> **What is expected**: Only the number is needed: how many lines of the records include "ylabel"?

(Figure data in JSON)
=-=-=-=-=
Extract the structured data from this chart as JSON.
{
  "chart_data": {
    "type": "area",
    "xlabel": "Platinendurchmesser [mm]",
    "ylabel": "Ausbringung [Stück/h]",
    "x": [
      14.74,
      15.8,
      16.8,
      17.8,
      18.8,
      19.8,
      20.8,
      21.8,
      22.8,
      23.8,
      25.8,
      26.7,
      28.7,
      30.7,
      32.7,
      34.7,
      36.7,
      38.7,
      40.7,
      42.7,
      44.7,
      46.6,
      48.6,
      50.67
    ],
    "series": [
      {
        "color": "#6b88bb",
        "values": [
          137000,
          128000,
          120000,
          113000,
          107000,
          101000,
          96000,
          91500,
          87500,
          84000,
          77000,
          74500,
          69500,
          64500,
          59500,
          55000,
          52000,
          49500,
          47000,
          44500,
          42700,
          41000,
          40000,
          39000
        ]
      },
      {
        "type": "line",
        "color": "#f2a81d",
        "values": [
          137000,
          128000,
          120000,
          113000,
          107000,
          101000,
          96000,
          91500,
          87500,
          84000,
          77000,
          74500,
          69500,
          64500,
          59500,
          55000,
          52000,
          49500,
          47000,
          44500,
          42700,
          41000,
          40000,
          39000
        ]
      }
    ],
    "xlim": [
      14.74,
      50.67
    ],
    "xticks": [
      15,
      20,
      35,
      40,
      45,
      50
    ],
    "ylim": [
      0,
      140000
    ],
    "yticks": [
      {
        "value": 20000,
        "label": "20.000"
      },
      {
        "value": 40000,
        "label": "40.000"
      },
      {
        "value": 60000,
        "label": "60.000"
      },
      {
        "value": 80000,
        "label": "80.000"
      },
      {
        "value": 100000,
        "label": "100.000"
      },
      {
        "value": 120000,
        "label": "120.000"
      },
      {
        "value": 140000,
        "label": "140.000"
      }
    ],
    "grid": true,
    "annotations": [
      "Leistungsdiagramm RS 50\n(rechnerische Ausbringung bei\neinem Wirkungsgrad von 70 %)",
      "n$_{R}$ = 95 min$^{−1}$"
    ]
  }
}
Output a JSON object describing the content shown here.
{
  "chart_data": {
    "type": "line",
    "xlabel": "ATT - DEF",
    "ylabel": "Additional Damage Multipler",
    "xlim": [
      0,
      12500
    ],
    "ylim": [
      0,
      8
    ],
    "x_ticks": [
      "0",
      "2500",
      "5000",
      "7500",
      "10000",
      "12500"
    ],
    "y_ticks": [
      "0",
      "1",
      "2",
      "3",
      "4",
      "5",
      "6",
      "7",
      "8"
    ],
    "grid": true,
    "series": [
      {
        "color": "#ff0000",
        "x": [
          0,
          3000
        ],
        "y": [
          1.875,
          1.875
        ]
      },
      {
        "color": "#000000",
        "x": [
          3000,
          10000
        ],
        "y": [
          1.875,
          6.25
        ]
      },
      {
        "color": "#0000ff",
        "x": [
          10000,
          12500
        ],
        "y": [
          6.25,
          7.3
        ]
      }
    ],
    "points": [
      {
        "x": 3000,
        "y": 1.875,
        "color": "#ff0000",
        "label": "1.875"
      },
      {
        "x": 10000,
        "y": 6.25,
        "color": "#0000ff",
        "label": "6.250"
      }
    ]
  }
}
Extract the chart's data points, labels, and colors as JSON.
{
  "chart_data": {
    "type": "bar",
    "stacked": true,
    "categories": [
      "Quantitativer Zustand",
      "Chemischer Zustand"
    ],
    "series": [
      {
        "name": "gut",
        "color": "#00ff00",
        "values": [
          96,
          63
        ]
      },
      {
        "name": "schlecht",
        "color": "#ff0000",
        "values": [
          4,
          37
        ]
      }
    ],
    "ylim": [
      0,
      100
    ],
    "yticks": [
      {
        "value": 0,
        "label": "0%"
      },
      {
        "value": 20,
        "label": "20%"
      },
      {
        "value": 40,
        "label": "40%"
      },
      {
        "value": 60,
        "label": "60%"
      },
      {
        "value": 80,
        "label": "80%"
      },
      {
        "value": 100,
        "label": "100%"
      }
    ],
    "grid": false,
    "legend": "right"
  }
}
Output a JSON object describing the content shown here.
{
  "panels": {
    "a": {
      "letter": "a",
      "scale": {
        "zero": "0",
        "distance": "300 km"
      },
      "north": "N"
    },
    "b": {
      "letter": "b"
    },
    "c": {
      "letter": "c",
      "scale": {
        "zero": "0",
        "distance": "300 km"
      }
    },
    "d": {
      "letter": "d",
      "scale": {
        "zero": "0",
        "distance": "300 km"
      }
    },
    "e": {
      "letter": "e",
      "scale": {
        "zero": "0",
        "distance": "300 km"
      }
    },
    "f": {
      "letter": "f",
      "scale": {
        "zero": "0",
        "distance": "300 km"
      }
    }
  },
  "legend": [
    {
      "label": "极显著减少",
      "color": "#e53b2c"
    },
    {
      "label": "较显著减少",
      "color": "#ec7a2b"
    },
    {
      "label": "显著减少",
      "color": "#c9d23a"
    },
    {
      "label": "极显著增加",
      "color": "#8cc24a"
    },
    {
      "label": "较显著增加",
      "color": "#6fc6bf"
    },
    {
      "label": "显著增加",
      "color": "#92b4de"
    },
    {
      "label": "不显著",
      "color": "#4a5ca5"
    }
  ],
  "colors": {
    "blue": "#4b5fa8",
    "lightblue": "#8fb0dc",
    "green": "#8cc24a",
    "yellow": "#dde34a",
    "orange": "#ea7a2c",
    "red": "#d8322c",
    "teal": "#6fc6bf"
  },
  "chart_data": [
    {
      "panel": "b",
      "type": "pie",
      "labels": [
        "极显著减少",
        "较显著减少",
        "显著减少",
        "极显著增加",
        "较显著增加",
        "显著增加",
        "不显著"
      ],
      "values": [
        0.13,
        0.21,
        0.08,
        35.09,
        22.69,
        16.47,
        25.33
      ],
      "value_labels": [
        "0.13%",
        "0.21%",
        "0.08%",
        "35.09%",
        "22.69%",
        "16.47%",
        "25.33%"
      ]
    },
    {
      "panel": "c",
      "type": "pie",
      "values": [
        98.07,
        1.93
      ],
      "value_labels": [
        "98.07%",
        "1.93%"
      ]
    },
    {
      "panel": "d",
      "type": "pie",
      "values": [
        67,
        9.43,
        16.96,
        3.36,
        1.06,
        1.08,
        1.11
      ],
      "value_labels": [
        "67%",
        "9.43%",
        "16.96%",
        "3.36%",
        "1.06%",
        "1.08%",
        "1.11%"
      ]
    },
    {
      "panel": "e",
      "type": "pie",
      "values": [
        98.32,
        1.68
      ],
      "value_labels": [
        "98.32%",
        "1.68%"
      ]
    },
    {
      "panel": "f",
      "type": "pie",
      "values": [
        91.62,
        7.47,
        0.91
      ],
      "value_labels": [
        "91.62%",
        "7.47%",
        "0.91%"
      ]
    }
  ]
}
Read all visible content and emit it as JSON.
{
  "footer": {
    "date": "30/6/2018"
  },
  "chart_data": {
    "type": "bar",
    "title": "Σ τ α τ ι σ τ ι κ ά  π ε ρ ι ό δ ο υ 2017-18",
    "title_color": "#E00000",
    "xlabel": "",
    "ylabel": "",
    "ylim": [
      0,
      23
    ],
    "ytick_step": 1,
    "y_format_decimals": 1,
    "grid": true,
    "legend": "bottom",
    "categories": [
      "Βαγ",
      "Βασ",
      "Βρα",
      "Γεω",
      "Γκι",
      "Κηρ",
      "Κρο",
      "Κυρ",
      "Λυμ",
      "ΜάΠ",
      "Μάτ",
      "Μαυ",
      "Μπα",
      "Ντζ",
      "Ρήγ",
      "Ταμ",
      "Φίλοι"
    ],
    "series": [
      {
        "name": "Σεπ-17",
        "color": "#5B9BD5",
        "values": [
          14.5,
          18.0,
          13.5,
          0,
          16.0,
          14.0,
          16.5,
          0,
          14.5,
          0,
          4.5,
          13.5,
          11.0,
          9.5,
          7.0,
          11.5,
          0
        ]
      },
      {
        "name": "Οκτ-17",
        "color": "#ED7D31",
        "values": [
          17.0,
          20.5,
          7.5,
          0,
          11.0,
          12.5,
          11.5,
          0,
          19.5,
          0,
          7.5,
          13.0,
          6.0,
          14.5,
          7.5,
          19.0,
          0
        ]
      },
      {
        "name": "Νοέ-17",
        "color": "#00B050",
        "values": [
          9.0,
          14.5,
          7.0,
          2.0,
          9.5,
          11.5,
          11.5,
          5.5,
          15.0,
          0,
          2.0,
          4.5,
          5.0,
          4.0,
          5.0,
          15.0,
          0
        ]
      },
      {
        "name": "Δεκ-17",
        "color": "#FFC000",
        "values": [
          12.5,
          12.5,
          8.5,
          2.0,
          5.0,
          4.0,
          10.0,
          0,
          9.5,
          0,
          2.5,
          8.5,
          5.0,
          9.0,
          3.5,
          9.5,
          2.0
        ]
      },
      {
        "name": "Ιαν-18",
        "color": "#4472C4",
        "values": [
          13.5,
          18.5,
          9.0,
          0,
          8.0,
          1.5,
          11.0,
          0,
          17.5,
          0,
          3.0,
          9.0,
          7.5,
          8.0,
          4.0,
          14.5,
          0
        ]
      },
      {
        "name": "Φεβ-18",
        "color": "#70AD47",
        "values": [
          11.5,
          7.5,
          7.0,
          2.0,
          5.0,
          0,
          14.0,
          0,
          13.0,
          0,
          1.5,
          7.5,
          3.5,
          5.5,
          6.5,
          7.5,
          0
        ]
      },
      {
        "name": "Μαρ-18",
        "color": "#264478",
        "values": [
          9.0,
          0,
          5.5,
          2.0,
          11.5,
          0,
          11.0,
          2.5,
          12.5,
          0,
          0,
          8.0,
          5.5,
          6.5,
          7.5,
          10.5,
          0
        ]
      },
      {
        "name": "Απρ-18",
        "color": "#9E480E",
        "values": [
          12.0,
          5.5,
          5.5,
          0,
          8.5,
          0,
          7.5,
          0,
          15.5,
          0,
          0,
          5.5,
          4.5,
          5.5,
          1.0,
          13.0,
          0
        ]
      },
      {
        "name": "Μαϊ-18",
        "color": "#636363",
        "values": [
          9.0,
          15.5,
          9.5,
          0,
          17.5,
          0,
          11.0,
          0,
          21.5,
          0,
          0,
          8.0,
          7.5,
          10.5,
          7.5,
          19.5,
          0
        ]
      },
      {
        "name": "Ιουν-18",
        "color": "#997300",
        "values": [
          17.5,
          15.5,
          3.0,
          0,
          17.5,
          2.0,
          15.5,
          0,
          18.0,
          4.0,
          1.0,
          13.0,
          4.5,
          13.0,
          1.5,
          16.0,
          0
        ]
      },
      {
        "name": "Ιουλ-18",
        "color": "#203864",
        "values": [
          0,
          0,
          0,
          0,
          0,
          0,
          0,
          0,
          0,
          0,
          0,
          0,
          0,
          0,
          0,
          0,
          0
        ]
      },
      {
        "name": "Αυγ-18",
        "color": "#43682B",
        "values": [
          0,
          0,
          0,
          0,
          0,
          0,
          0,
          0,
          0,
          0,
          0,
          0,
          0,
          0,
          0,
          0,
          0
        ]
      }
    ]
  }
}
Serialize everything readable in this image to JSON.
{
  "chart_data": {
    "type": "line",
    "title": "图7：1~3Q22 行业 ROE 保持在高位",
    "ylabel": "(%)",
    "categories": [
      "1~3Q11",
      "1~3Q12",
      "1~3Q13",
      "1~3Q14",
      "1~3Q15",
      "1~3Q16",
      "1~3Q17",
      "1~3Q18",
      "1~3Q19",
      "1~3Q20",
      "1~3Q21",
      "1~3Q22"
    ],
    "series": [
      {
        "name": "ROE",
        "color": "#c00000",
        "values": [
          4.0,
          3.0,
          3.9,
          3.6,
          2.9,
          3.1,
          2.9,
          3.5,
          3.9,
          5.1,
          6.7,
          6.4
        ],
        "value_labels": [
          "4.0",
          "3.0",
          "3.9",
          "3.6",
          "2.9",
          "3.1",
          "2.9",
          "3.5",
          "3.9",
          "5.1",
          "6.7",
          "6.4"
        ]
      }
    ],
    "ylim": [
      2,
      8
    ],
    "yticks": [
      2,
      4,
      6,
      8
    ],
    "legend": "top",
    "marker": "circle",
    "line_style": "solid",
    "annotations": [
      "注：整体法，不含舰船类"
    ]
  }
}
=-=-=-=-=
> **Output for this exercise**: 4